>> START Provided entries

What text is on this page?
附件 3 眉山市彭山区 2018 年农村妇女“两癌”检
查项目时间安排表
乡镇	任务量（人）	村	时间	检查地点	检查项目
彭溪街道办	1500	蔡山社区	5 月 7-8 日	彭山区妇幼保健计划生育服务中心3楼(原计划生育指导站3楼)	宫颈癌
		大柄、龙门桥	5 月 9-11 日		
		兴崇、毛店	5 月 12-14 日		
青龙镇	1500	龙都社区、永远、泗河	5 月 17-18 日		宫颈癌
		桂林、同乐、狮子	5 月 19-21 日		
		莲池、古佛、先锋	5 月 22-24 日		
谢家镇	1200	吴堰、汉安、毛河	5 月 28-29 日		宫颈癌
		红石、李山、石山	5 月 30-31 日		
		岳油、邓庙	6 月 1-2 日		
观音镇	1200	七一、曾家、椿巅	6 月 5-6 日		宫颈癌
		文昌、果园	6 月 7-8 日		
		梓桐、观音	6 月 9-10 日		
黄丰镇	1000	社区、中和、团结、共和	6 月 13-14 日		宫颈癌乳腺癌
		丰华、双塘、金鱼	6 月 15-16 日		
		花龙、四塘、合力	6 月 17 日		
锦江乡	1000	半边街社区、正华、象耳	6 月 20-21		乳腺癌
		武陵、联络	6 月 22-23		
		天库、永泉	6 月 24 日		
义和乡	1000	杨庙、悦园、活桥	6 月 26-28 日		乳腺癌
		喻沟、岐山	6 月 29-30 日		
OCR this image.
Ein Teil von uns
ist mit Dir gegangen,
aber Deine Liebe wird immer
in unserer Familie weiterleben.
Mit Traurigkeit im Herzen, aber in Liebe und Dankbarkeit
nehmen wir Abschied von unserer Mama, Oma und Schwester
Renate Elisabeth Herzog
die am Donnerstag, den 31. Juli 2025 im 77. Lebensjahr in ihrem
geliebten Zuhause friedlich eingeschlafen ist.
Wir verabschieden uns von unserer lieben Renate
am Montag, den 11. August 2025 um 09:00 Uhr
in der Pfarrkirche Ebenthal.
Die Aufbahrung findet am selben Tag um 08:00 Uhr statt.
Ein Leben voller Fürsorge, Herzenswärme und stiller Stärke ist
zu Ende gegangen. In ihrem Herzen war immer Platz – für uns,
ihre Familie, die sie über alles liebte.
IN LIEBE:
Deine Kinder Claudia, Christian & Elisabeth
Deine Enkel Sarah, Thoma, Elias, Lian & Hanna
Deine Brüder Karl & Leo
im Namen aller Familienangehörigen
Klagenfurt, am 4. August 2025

>> END Provided entries

What you have to do
Using the material above, extract the line that contains "OCR this image." and every line after it, exactly as given; stop at the last line.

Solution
OCR this image.
Ein Teil von uns
ist mit Dir gegangen,
aber Deine Liebe wird immer
in unserer Familie weiterleben.
Mit Traurigkeit im Herzen, aber in Liebe und Dankbarkeit
nehmen wir Abschied von unserer Mama, Oma und Schwester
Renate Elisabeth Herzog
die am Donnerstag, den 31. Juli 2025 im 77. Lebensjahr in ihrem
geliebten Zuhause friedlich eingeschlafen ist.
Wir verabschieden uns von unserer lieben Renate
am Montag, den 11. August 2025 um 09:00 Uhr
in der Pfarrkirche Ebenthal.
Die Aufbahrung findet am selben Tag um 08:00 Uhr statt.
Ein Leben voller Fürsorge, Herzenswärme und stiller Stärke ist
zu Ende gegangen. In ihrem Herzen war immer Platz – für uns,
ihre Familie, die sie über alles liebte.
IN LIEBE:
Deine Kinder Claudia, Christian & Elisabeth
Deine Enkel Sarah, Thoma, Elias, Lian & Hanna
Deine Brüder Karl & Leo
im Namen aller Familienangehörigen
Klagenfurt, am 4. August 2025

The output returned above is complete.